**Given problem**.
Do not copy the pictures; transcribe all other material exactly.

**Supplied entries**.
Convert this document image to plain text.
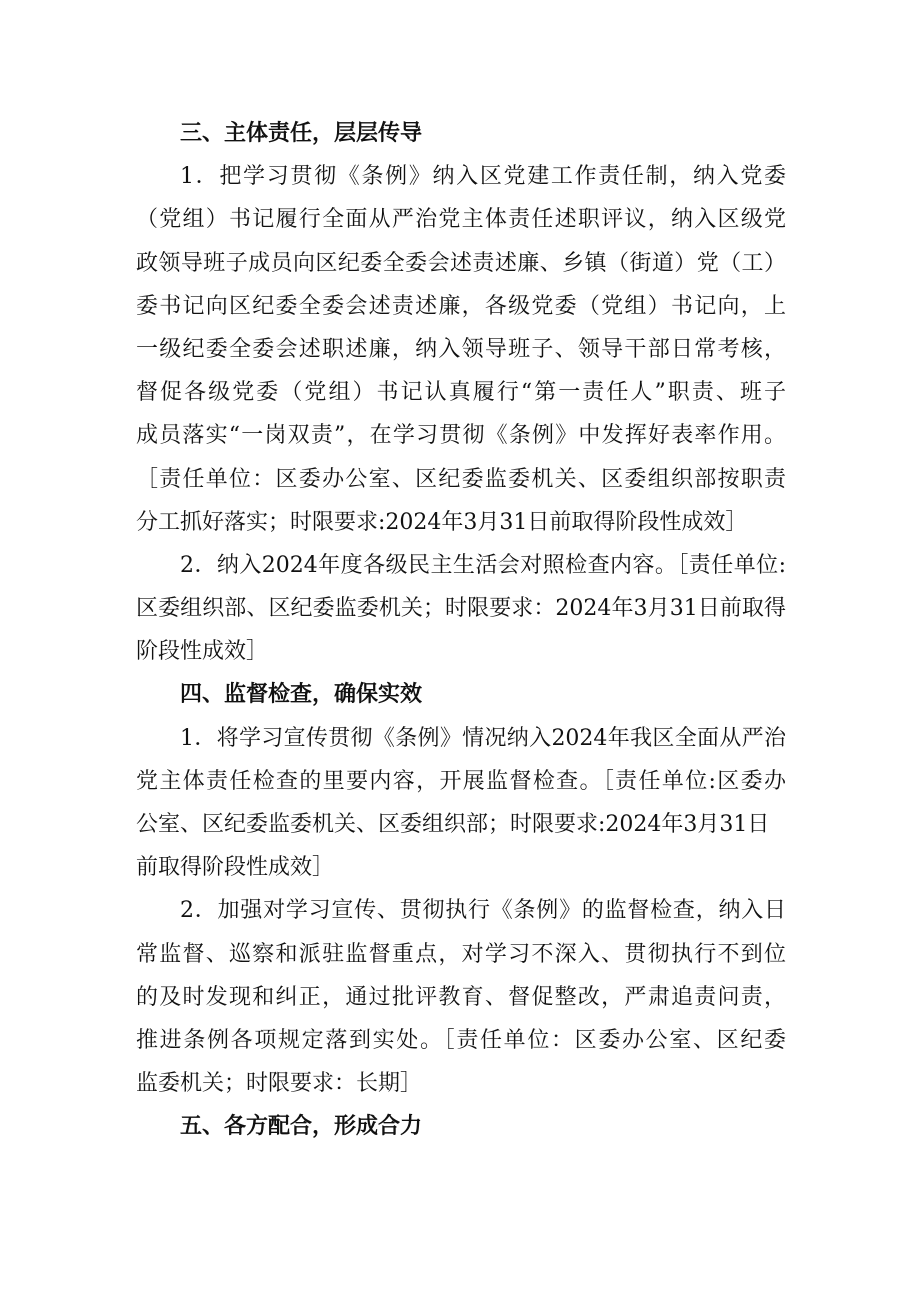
三、主体责任，层层传导
1．把学习贯彻《条例》纳入区党建工作责任制，纳入党委
（党组）书记履行全面从严治党主体责任述职评议，纳入区级党
政领导班子成员向区纪委全委会述责述廉、乡镇（街道）党（工）
委书记向区纪委全委会述责述廉，各级党委（党组）书记向，上
一级纪委全委会述职述廉，纳入领导班子、领导干部日常考核，
督促各级党委（党组）书记认真履行“第一责任人”职责、班子
成员落实“一岗双责”，在学习贯彻《条例》中发挥好表率作用。
［责任单位：区委办公室、区纪委监委机关、区委组织部按职责
分工抓好落实；时限要求:2024年3月31日前取得阶段性成效］
2．纳入2024年度各级民主生活会对照检查内容。［责任单位:
区委组织部、区纪委监委机关；时限要求：2024年3月31日前取得
阶段性成效］
四、监督检查，确保实效
1．将学习宣传贯彻《条例》情况纳入2024年我区全面从严治
党主体责任检查的里要内容，开展监督检查。［责任单位:区委办
公室、区纪委监委机关、区委组织部；时限要求:2024年3月31日
前取得阶段性成效］
2．加强对学习宣传、贯彻执行《条例》的监督检查，纳入日
常监督、巡察和派驻监督重点，对学习不深入、贯彻执行不到位
的及时发现和纠正，通过批评教育、督促整改，严肃追责问责，
推进条例各项规定落到实处。［责任单位：区委办公室、区纪委
监委机关；时限要求：长期］
五、各方配合，形成合力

**Solution to the exercise**.
Convert this document image to plain text.
三、主体责任，层层传导
1．把学习贯彻《条例》纳入区党建工作责任制，纳入党委
（党组）书记履行全面从严治党主体责任述职评议，纳入区级党
政领导班子成员向区纪委全委会述责述廉、乡镇（街道）党（工）
委书记向区纪委全委会述责述廉，各级党委（党组）书记向，上
一级纪委全委会述职述廉，纳入领导班子、领导干部日常考核，
督促各级党委（党组）书记认真履行“第一责任人”职责、班子
成员落实“一岗双责”，在学习贯彻《条例》中发挥好表率作用。
［责任单位：区委办公室、区纪委监委机关、区委组织部按职责
分工抓好落实；时限要求:2024年3月31日前取得阶段性成效］
2．纳入2024年度各级民主生活会对照检查内容。［责任单位:
区委组织部、区纪委监委机关；时限要求：2024年3月31日前取得
阶段性成效］
四、监督检查，确保实效
1．将学习宣传贯彻《条例》情况纳入2024年我区全面从严治
党主体责任检查的里要内容，开展监督检查。［责任单位:区委办
公室、区纪委监委机关、区委组织部；时限要求:2024年3月31日
前取得阶段性成效］
2．加强对学习宣传、贯彻执行《条例》的监督检查，纳入日
常监督、巡察和派驻监督重点，对学习不深入、贯彻执行不到位
的及时发现和纠正，通过批评教育、督促整改，严肃追责问责，
推进条例各项规定落到实处。［责任单位：区委办公室、区纪委
监委机关；时限要求：长期］
五、各方配合，形成合力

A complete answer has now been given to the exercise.